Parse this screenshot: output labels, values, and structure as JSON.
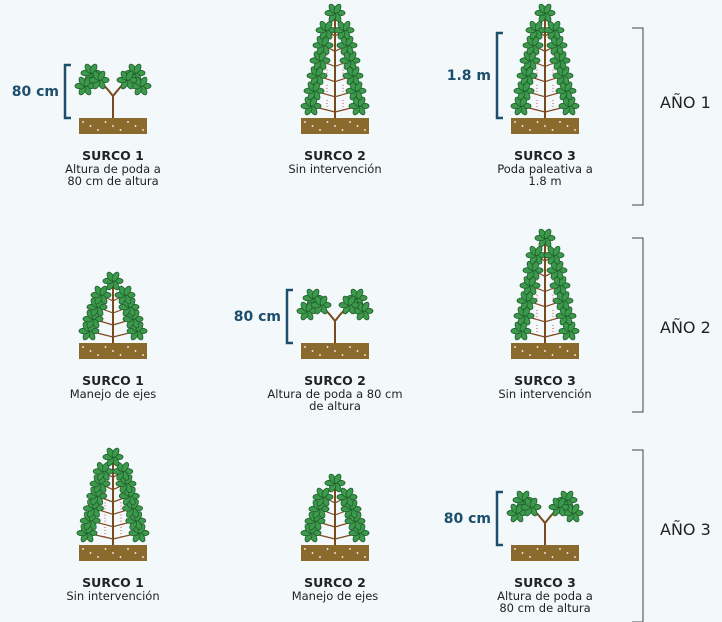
{
  "rows": [
    {
      "year": "AÑO 1",
      "items": [
        {
          "title": "SURCO 1",
          "desc": [
            "Altura de poda a",
            "80 cm de altura"
          ],
          "measure": "80 cm"
        },
        {
          "title": "SURCO 2",
          "desc": [
            "Sin intervención"
          ]
        },
        {
          "title": "SURCO 3",
          "desc": [
            "Poda paleativa a",
            "1.8 m"
          ],
          "measure": "1.8 m"
        }
      ]
    },
    {
      "year": "AÑO 2",
      "items": [
        {
          "title": "SURCO 1",
          "desc": [
            "Manejo de ejes"
          ]
        },
        {
          "title": "SURCO 2",
          "desc": [
            "Altura de poda  a 80 cm",
            "de altura"
          ],
          "measure": "80 cm"
        },
        {
          "title": "SURCO 3",
          "desc": [
            "Sin intervención"
          ]
        }
      ]
    },
    {
      "year": "AÑO 3",
      "items": [
        {
          "title": "SURCO 1",
          "desc": [
            "Sin intervención"
          ]
        },
        {
          "title": "SURCO 2",
          "desc": [
            "Manejo de ejes"
          ]
        },
        {
          "title": "SURCO 3",
          "desc": [
            "Altura de poda a",
            "80 cm de altura"
          ],
          "measure": "80 cm"
        }
      ]
    }
  ]
}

━━━━━━━━━━━━━━━━━━━━

**Written instruction:** Omit all pictures while transcribing the entries verbatim.

**Complete output:**
Parse this screenshot: output labels, values, and structure as JSON.
{
  "rows": [
    {
      "year": "AÑO 1",
      "items": [
        {
          "title": "SURCO 1",
          "desc": [
            "Altura de poda a",
            "80 cm de altura"
          ],
          "measure": "80 cm"
        },
        {
          "title": "SURCO 2",
          "desc": [
            "Sin intervención"
          ]
        },
        {
          "title": "SURCO 3",
          "desc": [
            "Poda paleativa a",
            "1.8 m"
          ],
          "measure": "1.8 m"
        }
      ]
    },
    {
      "year": "AÑO 2",
      "items": [
        {
          "title": "SURCO 1",
          "desc": [
            "Manejo de ejes"
          ]
        },
        {
          "title": "SURCO 2",
          "desc": [
            "Altura de poda  a 80 cm",
            "de altura"
          ],
          "measure": "80 cm"
        },
        {
          "title": "SURCO 3",
          "desc": [
            "Sin intervención"
          ]
        }
      ]
    },
    {
      "year": "AÑO 3",
      "items": [
        {
          "title": "SURCO 1",
          "desc": [
            "Sin intervención"
          ]
        },
        {
          "title": "SURCO 2",
          "desc": [
            "Manejo de ejes"
          ]
        },
        {
          "title": "SURCO 3",
          "desc": [
            "Altura de poda a",
            "80 cm de altura"
          ],
          "measure": "80 cm"
        }
      ]
    }
  ]
}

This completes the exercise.